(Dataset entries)
━━━━

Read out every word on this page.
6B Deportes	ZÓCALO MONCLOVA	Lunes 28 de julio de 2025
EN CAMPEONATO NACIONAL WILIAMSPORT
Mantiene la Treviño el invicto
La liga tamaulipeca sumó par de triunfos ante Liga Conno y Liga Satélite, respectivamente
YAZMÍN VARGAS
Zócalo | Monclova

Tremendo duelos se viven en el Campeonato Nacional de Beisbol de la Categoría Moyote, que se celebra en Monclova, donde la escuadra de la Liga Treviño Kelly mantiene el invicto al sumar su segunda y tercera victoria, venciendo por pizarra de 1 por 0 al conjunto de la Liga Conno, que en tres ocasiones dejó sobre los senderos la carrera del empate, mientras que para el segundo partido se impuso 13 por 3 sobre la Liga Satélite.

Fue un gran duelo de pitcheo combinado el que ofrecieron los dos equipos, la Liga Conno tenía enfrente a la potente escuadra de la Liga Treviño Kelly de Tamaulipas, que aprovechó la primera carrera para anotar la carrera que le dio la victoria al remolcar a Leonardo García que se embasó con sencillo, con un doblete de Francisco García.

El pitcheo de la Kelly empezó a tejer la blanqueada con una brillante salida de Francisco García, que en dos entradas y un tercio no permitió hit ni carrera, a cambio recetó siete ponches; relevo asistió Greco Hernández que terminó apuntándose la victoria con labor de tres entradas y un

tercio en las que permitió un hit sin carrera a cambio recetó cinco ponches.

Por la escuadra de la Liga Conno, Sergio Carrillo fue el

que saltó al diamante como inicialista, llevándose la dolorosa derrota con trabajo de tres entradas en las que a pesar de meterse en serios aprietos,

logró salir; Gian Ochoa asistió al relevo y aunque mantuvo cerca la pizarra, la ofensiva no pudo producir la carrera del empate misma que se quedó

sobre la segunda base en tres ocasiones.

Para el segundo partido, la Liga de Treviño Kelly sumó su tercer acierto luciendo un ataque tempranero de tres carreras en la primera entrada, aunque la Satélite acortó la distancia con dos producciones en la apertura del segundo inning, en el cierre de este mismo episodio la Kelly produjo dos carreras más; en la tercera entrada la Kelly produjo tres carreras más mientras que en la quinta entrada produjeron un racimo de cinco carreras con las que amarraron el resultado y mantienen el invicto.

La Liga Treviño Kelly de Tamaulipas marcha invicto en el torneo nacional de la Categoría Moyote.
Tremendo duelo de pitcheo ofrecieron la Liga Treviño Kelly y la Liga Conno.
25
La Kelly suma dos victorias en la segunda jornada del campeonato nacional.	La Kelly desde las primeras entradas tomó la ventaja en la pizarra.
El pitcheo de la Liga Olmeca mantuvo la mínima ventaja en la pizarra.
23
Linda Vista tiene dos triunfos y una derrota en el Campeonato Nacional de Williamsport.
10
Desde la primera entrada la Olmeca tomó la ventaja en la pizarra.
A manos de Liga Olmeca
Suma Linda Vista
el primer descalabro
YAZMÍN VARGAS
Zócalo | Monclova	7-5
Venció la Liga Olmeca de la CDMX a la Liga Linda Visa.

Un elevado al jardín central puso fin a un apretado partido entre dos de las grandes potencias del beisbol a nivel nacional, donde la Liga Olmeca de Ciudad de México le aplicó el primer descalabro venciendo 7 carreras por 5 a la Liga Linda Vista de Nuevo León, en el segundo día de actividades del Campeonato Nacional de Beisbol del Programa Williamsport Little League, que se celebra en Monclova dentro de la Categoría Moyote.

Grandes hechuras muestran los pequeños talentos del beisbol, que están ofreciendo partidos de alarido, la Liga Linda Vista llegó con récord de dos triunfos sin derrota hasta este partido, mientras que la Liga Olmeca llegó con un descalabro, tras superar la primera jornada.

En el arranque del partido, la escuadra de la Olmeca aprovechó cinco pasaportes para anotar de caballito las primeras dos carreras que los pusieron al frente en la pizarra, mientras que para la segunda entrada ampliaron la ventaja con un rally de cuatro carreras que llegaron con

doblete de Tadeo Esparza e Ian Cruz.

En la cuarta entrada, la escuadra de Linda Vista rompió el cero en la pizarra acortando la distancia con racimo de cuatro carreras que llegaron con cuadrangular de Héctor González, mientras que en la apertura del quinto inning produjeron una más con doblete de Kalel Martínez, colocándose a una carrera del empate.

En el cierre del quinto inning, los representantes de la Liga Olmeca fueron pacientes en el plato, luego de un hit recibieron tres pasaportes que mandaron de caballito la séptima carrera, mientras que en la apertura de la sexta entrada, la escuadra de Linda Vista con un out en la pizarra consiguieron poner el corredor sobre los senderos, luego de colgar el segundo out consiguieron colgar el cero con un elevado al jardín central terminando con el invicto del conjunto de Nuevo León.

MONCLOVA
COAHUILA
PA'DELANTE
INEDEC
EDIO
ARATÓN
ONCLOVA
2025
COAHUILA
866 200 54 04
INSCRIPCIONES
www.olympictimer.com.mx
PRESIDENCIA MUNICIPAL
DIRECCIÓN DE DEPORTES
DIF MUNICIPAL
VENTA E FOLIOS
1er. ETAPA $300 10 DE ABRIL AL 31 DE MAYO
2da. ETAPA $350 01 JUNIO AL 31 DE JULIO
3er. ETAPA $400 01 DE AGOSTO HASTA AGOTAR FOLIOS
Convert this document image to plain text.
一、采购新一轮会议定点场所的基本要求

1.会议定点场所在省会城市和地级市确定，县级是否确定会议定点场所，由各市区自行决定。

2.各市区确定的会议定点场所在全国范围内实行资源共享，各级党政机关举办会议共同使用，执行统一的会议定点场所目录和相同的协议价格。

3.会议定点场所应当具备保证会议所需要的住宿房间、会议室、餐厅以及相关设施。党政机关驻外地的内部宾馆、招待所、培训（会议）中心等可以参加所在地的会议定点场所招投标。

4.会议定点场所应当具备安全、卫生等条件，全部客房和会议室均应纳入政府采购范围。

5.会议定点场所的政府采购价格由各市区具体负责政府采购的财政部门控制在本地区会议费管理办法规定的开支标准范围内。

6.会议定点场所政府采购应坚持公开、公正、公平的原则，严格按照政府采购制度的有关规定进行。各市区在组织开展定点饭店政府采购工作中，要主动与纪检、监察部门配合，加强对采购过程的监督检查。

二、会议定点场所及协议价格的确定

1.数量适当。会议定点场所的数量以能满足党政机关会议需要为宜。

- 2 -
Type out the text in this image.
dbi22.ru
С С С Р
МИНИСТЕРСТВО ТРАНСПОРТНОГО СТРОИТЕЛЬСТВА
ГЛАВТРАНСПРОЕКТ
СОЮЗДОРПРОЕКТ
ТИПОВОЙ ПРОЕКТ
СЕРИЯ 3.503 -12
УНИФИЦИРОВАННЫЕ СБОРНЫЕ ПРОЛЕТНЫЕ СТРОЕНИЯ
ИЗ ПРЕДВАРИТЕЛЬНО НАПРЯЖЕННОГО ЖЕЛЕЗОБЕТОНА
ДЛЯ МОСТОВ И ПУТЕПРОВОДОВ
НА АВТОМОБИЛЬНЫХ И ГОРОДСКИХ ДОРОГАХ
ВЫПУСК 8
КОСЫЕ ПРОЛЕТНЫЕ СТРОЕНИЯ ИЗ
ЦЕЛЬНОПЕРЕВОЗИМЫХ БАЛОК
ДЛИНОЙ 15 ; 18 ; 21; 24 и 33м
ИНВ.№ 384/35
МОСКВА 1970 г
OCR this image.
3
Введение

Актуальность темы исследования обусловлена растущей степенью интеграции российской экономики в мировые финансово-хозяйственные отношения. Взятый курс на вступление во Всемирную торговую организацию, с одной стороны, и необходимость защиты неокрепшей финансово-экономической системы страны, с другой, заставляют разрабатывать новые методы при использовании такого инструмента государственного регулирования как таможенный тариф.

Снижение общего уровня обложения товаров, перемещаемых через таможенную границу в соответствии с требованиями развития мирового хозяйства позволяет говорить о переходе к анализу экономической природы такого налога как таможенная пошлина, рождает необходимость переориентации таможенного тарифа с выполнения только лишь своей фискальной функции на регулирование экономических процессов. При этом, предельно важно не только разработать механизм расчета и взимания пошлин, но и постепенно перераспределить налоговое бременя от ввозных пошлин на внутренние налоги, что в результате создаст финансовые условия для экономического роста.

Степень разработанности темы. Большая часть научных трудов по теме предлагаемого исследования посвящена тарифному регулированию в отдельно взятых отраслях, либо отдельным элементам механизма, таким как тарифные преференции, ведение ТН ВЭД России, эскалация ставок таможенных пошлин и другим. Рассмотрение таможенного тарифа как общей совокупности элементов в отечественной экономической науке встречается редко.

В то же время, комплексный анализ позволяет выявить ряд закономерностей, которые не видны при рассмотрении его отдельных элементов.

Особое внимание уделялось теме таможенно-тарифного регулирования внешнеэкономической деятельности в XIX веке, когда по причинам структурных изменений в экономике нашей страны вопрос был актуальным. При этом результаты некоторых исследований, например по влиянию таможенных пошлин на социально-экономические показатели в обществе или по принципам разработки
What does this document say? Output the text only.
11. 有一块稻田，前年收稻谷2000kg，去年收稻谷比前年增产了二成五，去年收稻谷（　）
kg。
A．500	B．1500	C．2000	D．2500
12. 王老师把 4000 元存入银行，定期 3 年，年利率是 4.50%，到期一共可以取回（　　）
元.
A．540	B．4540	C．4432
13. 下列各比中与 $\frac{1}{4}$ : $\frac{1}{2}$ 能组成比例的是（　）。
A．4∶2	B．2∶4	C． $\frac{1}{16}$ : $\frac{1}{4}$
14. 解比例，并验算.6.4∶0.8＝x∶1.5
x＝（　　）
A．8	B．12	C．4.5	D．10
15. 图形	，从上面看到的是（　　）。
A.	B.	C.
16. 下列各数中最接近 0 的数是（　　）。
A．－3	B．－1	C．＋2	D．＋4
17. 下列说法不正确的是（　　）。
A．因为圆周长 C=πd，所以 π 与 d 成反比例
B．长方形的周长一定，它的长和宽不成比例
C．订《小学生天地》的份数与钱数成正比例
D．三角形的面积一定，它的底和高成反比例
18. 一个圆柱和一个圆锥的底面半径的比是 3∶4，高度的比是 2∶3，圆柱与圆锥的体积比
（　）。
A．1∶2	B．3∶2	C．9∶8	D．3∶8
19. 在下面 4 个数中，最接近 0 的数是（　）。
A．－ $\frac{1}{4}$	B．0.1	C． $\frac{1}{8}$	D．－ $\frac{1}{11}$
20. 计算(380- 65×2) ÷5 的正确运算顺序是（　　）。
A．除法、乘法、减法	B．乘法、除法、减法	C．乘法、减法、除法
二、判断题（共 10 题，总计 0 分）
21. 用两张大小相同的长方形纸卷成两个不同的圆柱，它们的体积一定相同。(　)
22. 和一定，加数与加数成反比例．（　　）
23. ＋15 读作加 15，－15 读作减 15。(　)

━━━━

Exercise prompt: Give every line of the material that includes the string "this".

Correct response:
Read out every word on this page.
Convert this document image to plain text.
Type out the text in this image.
OCR this image.
What does this document say? Output the text only.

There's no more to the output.